### Exercise material
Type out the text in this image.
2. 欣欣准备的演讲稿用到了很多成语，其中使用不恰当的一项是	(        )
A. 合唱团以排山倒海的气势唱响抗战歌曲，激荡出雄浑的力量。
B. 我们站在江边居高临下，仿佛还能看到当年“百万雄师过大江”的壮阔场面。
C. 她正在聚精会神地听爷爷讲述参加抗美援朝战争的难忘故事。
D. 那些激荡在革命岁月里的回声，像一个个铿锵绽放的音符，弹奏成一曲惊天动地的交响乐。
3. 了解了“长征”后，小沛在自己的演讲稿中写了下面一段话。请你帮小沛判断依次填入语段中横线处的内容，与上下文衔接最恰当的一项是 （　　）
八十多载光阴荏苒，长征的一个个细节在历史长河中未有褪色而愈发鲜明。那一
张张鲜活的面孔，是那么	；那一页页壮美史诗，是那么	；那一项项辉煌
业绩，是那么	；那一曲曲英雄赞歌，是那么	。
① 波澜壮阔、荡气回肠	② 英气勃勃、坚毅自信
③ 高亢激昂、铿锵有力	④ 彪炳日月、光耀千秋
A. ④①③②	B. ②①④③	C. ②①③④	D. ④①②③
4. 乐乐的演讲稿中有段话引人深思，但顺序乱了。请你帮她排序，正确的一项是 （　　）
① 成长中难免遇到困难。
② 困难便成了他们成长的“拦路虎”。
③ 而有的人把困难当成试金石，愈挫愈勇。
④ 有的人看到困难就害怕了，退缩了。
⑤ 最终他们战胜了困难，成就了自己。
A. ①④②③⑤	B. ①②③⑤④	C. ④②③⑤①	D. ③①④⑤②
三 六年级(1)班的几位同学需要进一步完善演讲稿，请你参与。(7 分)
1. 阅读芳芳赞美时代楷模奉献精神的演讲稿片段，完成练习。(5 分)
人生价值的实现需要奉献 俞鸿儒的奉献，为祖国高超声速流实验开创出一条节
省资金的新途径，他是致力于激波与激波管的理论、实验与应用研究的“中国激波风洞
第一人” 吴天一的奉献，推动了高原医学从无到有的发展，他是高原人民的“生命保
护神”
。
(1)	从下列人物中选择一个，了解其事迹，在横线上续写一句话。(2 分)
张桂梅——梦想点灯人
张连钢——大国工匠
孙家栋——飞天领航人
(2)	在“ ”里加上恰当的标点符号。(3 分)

### Do this
Transcribe all lines as written.

### Result for this exercise
Type out the text in this image.
2. 欣欣准备的演讲稿用到了很多成语，其中使用不恰当的一项是	(        )
A. 合唱团以排山倒海的气势唱响抗战歌曲，激荡出雄浑的力量。
B. 我们站在江边居高临下，仿佛还能看到当年“百万雄师过大江”的壮阔场面。
C. 她正在聚精会神地听爷爷讲述参加抗美援朝战争的难忘故事。
D. 那些激荡在革命岁月里的回声，像一个个铿锵绽放的音符，弹奏成一曲惊天动地的交响乐。
3. 了解了“长征”后，小沛在自己的演讲稿中写了下面一段话。请你帮小沛判断依次填入语段中横线处的内容，与上下文衔接最恰当的一项是 （　　）
八十多载光阴荏苒，长征的一个个细节在历史长河中未有褪色而愈发鲜明。那一
张张鲜活的面孔，是那么	；那一页页壮美史诗，是那么	；那一项项辉煌
业绩，是那么	；那一曲曲英雄赞歌，是那么	。
① 波澜壮阔、荡气回肠	② 英气勃勃、坚毅自信
③ 高亢激昂、铿锵有力	④ 彪炳日月、光耀千秋
A. ④①③②	B. ②①④③	C. ②①③④	D. ④①②③
4. 乐乐的演讲稿中有段话引人深思，但顺序乱了。请你帮她排序，正确的一项是 （　　）
① 成长中难免遇到困难。
② 困难便成了他们成长的“拦路虎”。
③ 而有的人把困难当成试金石，愈挫愈勇。
④ 有的人看到困难就害怕了，退缩了。
⑤ 最终他们战胜了困难，成就了自己。
A. ①④②③⑤	B. ①②③⑤④	C. ④②③⑤①	D. ③①④⑤②
三 六年级(1)班的几位同学需要进一步完善演讲稿，请你参与。(7 分)
1. 阅读芳芳赞美时代楷模奉献精神的演讲稿片段，完成练习。(5 分)
人生价值的实现需要奉献 俞鸿儒的奉献，为祖国高超声速流实验开创出一条节
省资金的新途径，他是致力于激波与激波管的理论、实验与应用研究的“中国激波风洞
第一人” 吴天一的奉献，推动了高原医学从无到有的发展，他是高原人民的“生命保
护神”
。
(1)	从下列人物中选择一个，了解其事迹，在横线上续写一句话。(2 分)
张桂梅——梦想点灯人
张连钢——大国工匠
孙家栋——飞天领航人
(2)	在“ ”里加上恰当的标点符号。(3 分)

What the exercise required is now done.